> **Dataset content**
┌────────

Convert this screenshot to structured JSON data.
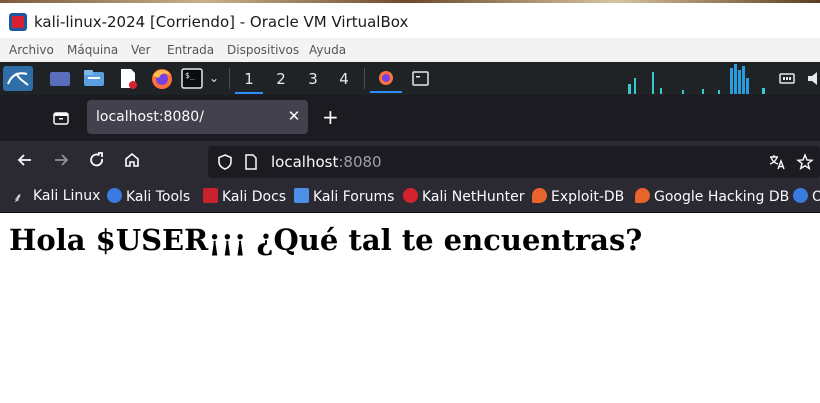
{
  "window": {
    "title": "kali-linux-2024 [Corriendo] - Oracle VM VirtualBox"
  },
  "vbox_menu": [
    "Archivo",
    "Máquina",
    "Ver",
    "Entrada",
    "Dispositivos",
    "Ayuda"
  ],
  "kali_panel": {
    "workspaces": [
      "1",
      "2",
      "3",
      "4"
    ],
    "active_workspace": "1",
    "launchers": [
      "kali-menu-icon",
      "desktop-icon",
      "file-manager-icon",
      "text-editor-icon",
      "firefox-icon",
      "terminal-icon"
    ]
  },
  "browser": {
    "tab": {
      "title": "localhost:8080/"
    },
    "url": {
      "host": "localhost",
      "port": ":8080"
    },
    "bookmarks": [
      "Kali Linux",
      "Kali Tools",
      "Kali Docs",
      "Kali Forums",
      "Kali NetHunter",
      "Exploit-DB",
      "Google Hacking DB",
      "O"
    ]
  },
  "page": {
    "heading": "Hola $USER¡¡¡ ¿Qué tal te encuentras?"
  }
}
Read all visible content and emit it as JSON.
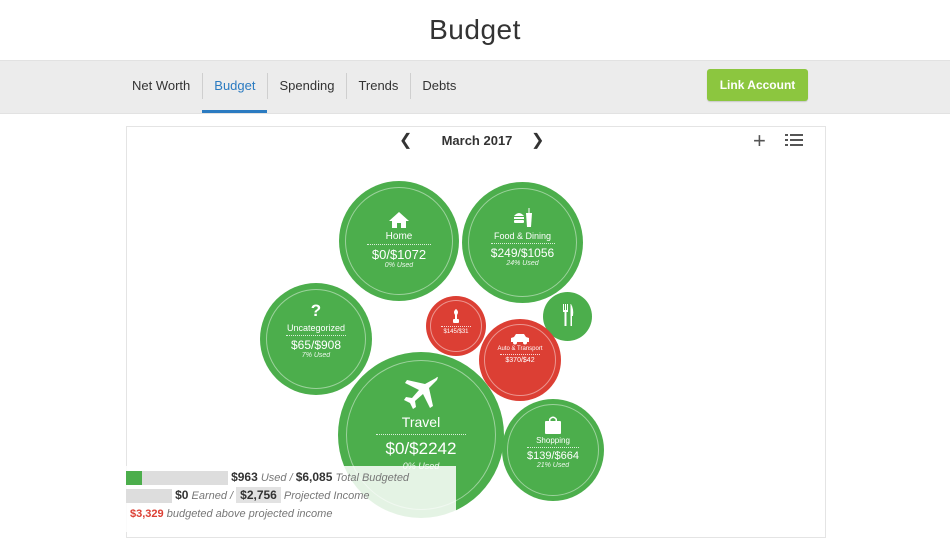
{
  "page": {
    "title": "Budget"
  },
  "nav": {
    "tabs": [
      {
        "label": "Net Worth"
      },
      {
        "label": "Budget"
      },
      {
        "label": "Spending"
      },
      {
        "label": "Trends"
      },
      {
        "label": "Debts"
      }
    ],
    "active_tab": "Budget",
    "link_account_label": "Link Account"
  },
  "colors": {
    "accent": "#8cc63f",
    "under_budget": "#4cae4c",
    "over_budget": "#dc3f34",
    "active_tab": "#2b7bc1"
  },
  "panel": {
    "month": "March 2017",
    "prev_icon": "chevron-left-icon",
    "next_icon": "chevron-right-icon",
    "add_icon": "plus-icon",
    "list_icon": "list-icon"
  },
  "bubbles": {
    "home": {
      "name": "Home",
      "amount": "$0/$1072",
      "used": "0% Used",
      "icon": "house-icon",
      "status": "under"
    },
    "food": {
      "name": "Food & Dining",
      "amount": "$249/$1056",
      "used": "24% Used",
      "icon": "fast-food-icon",
      "status": "under"
    },
    "uncategorized": {
      "name": "Uncategorized",
      "amount": "$65/$908",
      "used": "7% Used",
      "icon": "question-mark-icon",
      "status": "under"
    },
    "small_red": {
      "amount": "$145/$31",
      "icon": "plant-icon",
      "status": "over"
    },
    "utensils": {
      "icon": "utensils-icon",
      "status": "under"
    },
    "auto": {
      "name": "Auto & Transport",
      "amount": "$370/$42",
      "icon": "car-icon",
      "status": "over"
    },
    "travel": {
      "name": "Travel",
      "amount": "$0/$2242",
      "used": "0% Used",
      "icon": "airplane-icon",
      "status": "under"
    },
    "shopping": {
      "name": "Shopping",
      "amount": "$139/$664",
      "used": "21% Used",
      "icon": "shopping-bag-icon",
      "status": "under"
    }
  },
  "summary": {
    "used": "$963",
    "used_label": "Used /",
    "total_budgeted": "$6,085",
    "total_budgeted_label": "Total Budgeted",
    "used_fraction": 0.16,
    "earned": "$0",
    "earned_label": "Earned /",
    "projected_income": "$2,756",
    "projected_income_label": "Projected Income",
    "earned_fraction": 0.0,
    "over_amount": "$3,329",
    "over_label": "budgeted above projected income"
  }
}
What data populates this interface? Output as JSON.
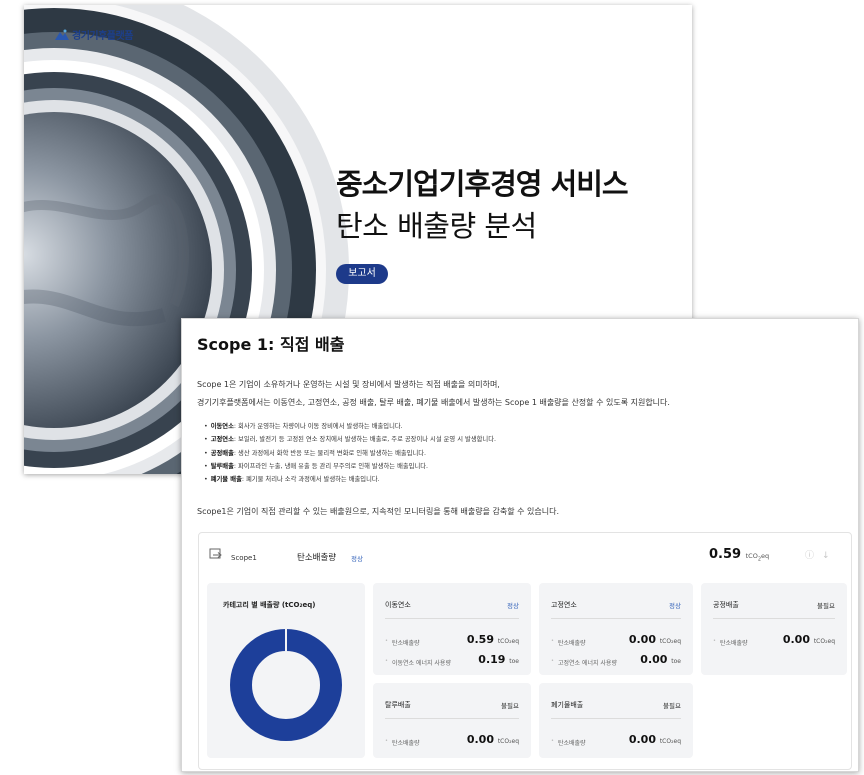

└────────

> **What needs to be done**
Leave out the pictures and output every record above precisely as given.

> **Final answer**
Convert this screenshot to structured JSON data.
{
  "window": {
    "title": "kali-linux-2024 [Corriendo] - Oracle VM VirtualBox"
  },
  "vbox_menu": [
    "Archivo",
    "Máquina",
    "Ver",
    "Entrada",
    "Dispositivos",
    "Ayuda"
  ],
  "kali_panel": {
    "workspaces": [
      "1",
      "2",
      "3",
      "4"
    ],
    "active_workspace": "1",
    "launchers": [
      "kali-menu-icon",
      "desktop-icon",
      "file-manager-icon",
      "text-editor-icon",
      "firefox-icon",
      "terminal-icon"
    ]
  },
  "browser": {
    "tab": {
      "title": "localhost:8080/"
    },
    "url": {
      "host": "localhost",
      "port": ":8080"
    },
    "bookmarks": [
      "Kali Linux",
      "Kali Tools",
      "Kali Docs",
      "Kali Forums",
      "Kali NetHunter",
      "Exploit-DB",
      "Google Hacking DB",
      "O"
    ]
  },
  "page": {
    "heading": "Hola $USER¡¡¡ ¿Qué tal te encuentras?"
  }
}
Read all visible content and emit it as JSON.
{
  "page": {
    "title": "Budget"
  },
  "nav": {
    "tabs": [
      {
        "label": "Net Worth"
      },
      {
        "label": "Budget"
      },
      {
        "label": "Spending"
      },
      {
        "label": "Trends"
      },
      {
        "label": "Debts"
      }
    ],
    "active_tab": "Budget",
    "link_account_label": "Link Account"
  },
  "colors": {
    "accent": "#8cc63f",
    "under_budget": "#4cae4c",
    "over_budget": "#dc3f34",
    "active_tab": "#2b7bc1"
  },
  "panel": {
    "month": "March 2017",
    "prev_icon": "chevron-left-icon",
    "next_icon": "chevron-right-icon",
    "add_icon": "plus-icon",
    "list_icon": "list-icon"
  },
  "bubbles": {
    "home": {
      "name": "Home",
      "amount": "$0/$1072",
      "used": "0% Used",
      "icon": "house-icon",
      "status": "under"
    },
    "food": {
      "name": "Food & Dining",
      "amount": "$249/$1056",
      "used": "24% Used",
      "icon": "fast-food-icon",
      "status": "under"
    },
    "uncategorized": {
      "name": "Uncategorized",
      "amount": "$65/$908",
      "used": "7% Used",
      "icon": "question-mark-icon",
      "status": "under"
    },
    "small_red": {
      "amount": "$145/$31",
      "icon": "plant-icon",
      "status": "over"
    },
    "utensils": {
      "icon": "utensils-icon",
      "status": "under"
    },
    "auto": {
      "name": "Auto & Transport",
      "amount": "$370/$42",
      "icon": "car-icon",
      "status": "over"
    },
    "travel": {
      "name": "Travel",
      "amount": "$0/$2242",
      "used": "0% Used",
      "icon": "airplane-icon",
      "status": "under"
    },
    "shopping": {
      "name": "Shopping",
      "amount": "$139/$664",
      "used": "21% Used",
      "icon": "shopping-bag-icon",
      "status": "under"
    }
  },
  "summary": {
    "used": "$963",
    "used_label": "Used /",
    "total_budgeted": "$6,085",
    "total_budgeted_label": "Total Budgeted",
    "used_fraction": 0.16,
    "earned": "$0",
    "earned_label": "Earned /",
    "projected_income": "$2,756",
    "projected_income_label": "Projected Income",
    "earned_fraction": 0.0,
    "over_amount": "$3,329",
    "over_label": "budgeted above projected income"
  }
}
What data populates this interface? Output as JSON.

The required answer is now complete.